> [Challenge 1]:
State how many lines of the entries below contain the string "bubble", counting only matches with the same case. Give the number alone.

> [Supplied text]:

Were Battlecruisers a doctrinal mistake?

Were Battlecruisers a doctrinal mistake?

It seems like they become obsolete the moment an opponent also has battlecruisers, since BC's aren't protected against their own guns. And they are too expensive to build and operate have enough for cruiser things, which relegates them into the very narrow role of fleet scout.

Maybe there's something I'm missing for the High Seas Fleet and Royal Navy were so enamored with the concept

Other urls found in this thread:

youtube.com/watch?v=ZcwDfaY4OW4
en.wikipedia.org/wiki/Hsiung_Feng_III
twitter.com/SFWRedditGifs

The same can be said for carriers today.
An entire fleet is to be made to protect a single carrier yet a single fucking missile is all it takes for you to sink it.

>An entire fleet is to be made to protect a single carrier yet a single fucking missile is all it takes for you to sink it.

That is a gross oversimplification, you nitwit.

>what is CIWS you fucking nerd.

you do know that whatever launches that missile will be absolutely ass blasted once the carrier releases its air units and the support ships go on apeshit mode.

There definitely was some role for a cruiser killer and heavy scouting unit. They saw the (essentially) immediate end to the armored cruisers that had been a mainstay of every worthwhile navy.

> [Challenge 2]:
In the battlecruiser thread, what narrow role does the opening post say battlecruisers are relegated to?

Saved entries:
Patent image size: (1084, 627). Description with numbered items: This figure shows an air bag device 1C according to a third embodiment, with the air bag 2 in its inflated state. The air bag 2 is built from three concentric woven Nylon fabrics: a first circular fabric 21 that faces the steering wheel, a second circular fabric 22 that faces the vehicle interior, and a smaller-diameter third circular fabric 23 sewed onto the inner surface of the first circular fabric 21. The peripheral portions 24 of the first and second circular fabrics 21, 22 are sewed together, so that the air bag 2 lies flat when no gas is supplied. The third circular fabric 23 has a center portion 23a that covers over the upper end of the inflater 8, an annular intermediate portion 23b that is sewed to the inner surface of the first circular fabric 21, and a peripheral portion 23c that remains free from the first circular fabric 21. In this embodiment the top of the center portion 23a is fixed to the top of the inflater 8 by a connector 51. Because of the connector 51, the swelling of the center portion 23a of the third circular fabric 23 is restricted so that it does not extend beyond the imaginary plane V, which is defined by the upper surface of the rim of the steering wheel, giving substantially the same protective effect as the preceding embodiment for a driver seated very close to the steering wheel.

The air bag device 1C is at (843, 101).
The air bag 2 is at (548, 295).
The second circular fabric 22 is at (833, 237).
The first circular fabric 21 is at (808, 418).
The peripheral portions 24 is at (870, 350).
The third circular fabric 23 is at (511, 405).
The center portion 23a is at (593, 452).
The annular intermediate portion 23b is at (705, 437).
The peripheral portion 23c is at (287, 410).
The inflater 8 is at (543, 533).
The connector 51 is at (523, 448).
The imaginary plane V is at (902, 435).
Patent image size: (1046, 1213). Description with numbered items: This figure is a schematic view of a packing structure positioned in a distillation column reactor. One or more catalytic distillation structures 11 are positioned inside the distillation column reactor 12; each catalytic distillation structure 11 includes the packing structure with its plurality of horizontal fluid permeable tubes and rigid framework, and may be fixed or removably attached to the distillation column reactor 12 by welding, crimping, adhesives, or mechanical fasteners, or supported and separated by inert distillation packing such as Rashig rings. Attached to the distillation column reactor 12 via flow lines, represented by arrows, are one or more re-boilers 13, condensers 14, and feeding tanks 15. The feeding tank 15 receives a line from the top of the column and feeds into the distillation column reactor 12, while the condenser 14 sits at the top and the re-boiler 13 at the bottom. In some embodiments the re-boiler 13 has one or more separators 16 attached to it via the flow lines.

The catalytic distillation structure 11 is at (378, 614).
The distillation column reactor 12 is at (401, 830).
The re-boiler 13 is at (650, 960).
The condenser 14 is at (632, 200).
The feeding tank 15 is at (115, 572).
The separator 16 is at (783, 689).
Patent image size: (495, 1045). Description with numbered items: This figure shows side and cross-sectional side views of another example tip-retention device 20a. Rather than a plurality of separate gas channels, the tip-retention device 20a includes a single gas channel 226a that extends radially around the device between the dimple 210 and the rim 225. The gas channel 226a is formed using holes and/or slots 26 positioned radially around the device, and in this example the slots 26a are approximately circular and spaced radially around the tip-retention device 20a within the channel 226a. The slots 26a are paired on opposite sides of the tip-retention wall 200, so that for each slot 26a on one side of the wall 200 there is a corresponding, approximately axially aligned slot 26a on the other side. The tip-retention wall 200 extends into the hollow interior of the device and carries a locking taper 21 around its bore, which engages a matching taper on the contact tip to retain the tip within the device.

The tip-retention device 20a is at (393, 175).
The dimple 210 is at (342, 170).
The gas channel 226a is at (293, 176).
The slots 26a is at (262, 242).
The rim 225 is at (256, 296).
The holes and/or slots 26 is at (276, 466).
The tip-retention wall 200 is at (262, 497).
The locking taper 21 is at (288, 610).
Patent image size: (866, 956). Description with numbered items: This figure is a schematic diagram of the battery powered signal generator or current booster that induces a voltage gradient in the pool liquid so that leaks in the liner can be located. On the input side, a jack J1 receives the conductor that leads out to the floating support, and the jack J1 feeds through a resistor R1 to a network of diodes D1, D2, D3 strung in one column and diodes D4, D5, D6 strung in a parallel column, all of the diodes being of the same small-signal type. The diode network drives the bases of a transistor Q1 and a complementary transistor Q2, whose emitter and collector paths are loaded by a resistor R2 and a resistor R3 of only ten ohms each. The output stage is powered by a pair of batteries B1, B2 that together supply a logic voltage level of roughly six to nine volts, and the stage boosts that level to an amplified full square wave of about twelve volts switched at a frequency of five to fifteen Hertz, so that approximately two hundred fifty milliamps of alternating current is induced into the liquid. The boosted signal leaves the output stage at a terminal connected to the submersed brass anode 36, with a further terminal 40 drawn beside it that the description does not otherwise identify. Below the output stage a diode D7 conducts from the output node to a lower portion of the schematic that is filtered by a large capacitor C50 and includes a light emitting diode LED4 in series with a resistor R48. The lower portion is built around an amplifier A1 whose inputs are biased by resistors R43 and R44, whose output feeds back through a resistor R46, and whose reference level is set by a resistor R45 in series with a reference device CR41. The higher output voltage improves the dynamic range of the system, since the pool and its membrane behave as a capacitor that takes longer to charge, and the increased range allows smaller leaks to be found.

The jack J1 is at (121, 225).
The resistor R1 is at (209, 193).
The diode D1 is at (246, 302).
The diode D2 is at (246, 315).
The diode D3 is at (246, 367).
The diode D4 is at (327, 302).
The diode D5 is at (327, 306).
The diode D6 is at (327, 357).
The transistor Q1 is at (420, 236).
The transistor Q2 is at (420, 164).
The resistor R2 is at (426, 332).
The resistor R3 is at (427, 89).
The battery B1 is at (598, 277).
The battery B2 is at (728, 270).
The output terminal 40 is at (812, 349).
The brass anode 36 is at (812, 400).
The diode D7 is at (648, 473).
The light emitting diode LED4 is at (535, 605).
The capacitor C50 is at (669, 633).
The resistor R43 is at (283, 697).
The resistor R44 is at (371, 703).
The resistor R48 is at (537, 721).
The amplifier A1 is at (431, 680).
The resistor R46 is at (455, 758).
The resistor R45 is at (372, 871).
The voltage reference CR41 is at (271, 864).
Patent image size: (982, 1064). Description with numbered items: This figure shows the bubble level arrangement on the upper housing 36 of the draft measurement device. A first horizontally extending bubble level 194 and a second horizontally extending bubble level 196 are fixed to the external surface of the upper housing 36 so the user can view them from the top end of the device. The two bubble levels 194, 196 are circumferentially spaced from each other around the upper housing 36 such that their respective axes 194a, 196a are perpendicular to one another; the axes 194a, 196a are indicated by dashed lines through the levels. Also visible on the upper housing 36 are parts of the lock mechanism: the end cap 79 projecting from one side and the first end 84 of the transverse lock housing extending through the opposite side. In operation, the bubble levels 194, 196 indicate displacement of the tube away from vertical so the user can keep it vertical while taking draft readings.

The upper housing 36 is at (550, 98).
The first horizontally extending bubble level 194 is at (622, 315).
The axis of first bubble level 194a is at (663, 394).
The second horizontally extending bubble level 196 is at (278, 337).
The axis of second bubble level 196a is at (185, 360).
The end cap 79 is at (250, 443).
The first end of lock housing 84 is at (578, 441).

> [Complete output 1]:
5

> [Complete output 2]:
The role of fleet scout.